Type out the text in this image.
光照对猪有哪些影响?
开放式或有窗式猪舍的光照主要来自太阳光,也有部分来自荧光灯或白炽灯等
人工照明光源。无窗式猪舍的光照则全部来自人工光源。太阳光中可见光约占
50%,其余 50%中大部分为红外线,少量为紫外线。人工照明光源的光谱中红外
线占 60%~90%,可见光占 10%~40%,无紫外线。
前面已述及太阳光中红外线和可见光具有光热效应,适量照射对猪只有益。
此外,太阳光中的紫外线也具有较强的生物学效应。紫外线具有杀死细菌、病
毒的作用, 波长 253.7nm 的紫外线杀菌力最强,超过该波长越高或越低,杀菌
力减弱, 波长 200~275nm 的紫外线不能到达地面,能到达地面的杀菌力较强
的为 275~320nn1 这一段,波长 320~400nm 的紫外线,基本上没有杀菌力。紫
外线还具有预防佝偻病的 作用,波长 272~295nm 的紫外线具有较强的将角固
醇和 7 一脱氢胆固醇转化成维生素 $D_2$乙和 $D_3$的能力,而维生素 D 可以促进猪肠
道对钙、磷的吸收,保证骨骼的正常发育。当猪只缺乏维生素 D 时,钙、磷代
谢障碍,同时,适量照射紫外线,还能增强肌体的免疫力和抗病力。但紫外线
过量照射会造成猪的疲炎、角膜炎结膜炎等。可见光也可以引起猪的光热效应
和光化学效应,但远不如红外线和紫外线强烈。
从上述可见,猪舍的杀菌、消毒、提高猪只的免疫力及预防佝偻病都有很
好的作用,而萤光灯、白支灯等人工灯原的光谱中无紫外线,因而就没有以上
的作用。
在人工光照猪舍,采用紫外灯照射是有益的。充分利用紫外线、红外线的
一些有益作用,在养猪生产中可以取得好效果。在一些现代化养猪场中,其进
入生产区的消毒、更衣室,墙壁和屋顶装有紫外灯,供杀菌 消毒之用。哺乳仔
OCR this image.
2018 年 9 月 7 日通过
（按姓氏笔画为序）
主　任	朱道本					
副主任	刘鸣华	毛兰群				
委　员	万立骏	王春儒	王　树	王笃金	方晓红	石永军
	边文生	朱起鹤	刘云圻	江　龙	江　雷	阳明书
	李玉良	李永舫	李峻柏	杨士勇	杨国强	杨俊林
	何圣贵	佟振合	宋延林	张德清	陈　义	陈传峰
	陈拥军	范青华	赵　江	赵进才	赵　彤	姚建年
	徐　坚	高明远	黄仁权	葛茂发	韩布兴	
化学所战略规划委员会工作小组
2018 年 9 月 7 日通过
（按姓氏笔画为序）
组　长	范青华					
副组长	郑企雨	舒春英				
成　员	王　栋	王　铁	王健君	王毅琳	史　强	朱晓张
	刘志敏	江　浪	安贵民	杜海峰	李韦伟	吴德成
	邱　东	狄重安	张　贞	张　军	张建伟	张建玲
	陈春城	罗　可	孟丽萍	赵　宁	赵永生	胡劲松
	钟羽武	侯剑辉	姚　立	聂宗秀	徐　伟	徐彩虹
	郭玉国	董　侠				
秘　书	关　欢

BRIEF: Output all of the material exactly as written.

PROBLEM SOLUTION:
Type out the text in this image.
光照对猪有哪些影响?
开放式或有窗式猪舍的光照主要来自太阳光,也有部分来自荧光灯或白炽灯等
人工照明光源。无窗式猪舍的光照则全部来自人工光源。太阳光中可见光约占
50%,其余 50%中大部分为红外线,少量为紫外线。人工照明光源的光谱中红外
线占 60%~90%,可见光占 10%~40%,无紫外线。
前面已述及太阳光中红外线和可见光具有光热效应,适量照射对猪只有益。
此外,太阳光中的紫外线也具有较强的生物学效应。紫外线具有杀死细菌、病
毒的作用, 波长 253.7nm 的紫外线杀菌力最强,超过该波长越高或越低,杀菌
力减弱, 波长 200~275nm 的紫外线不能到达地面,能到达地面的杀菌力较强
的为 275~320nn1 这一段,波长 320~400nm 的紫外线,基本上没有杀菌力。紫
外线还具有预防佝偻病的 作用,波长 272~295nm 的紫外线具有较强的将角固
醇和 7 一脱氢胆固醇转化成维生素 $D_2$乙和 $D_3$的能力,而维生素 D 可以促进猪肠
道对钙、磷的吸收,保证骨骼的正常发育。当猪只缺乏维生素 D 时,钙、磷代
谢障碍,同时,适量照射紫外线,还能增强肌体的免疫力和抗病力。但紫外线
过量照射会造成猪的疲炎、角膜炎结膜炎等。可见光也可以引起猪的光热效应
和光化学效应,但远不如红外线和紫外线强烈。
从上述可见,猪舍的杀菌、消毒、提高猪只的免疫力及预防佝偻病都有很
好的作用,而萤光灯、白支灯等人工灯原的光谱中无紫外线,因而就没有以上
的作用。
在人工光照猪舍,采用紫外灯照射是有益的。充分利用紫外线、红外线的
一些有益作用,在养猪生产中可以取得好效果。在一些现代化养猪场中,其进
入生产区的消毒、更衣室,墙壁和屋顶装有紫外灯,供杀菌 消毒之用。哺乳仔
OCR this image.
2018 年 9 月 7 日通过
（按姓氏笔画为序）
主　任	朱道本					
副主任	刘鸣华	毛兰群				
委　员	万立骏	王春儒	王　树	王笃金	方晓红	石永军
	边文生	朱起鹤	刘云圻	江　龙	江　雷	阳明书
	李玉良	李永舫	李峻柏	杨士勇	杨国强	杨俊林
	何圣贵	佟振合	宋延林	张德清	陈　义	陈传峰
	陈拥军	范青华	赵　江	赵进才	赵　彤	姚建年
	徐　坚	高明远	黄仁权	葛茂发	韩布兴	
化学所战略规划委员会工作小组
2018 年 9 月 7 日通过
（按姓氏笔画为序）
组　长	范青华					
副组长	郑企雨	舒春英				
成　员	王　栋	王　铁	王健君	王毅琳	史　强	朱晓张
	刘志敏	江　浪	安贵民	杜海峰	李韦伟	吴德成
	邱　东	狄重安	张　贞	张　军	张建伟	张建玲
	陈春城	罗　可	孟丽萍	赵　宁	赵永生	胡劲松
	钟羽武	侯剑辉	姚　立	聂宗秀	徐　伟	徐彩虹
	郭玉国	董　侠				
秘　书	关　欢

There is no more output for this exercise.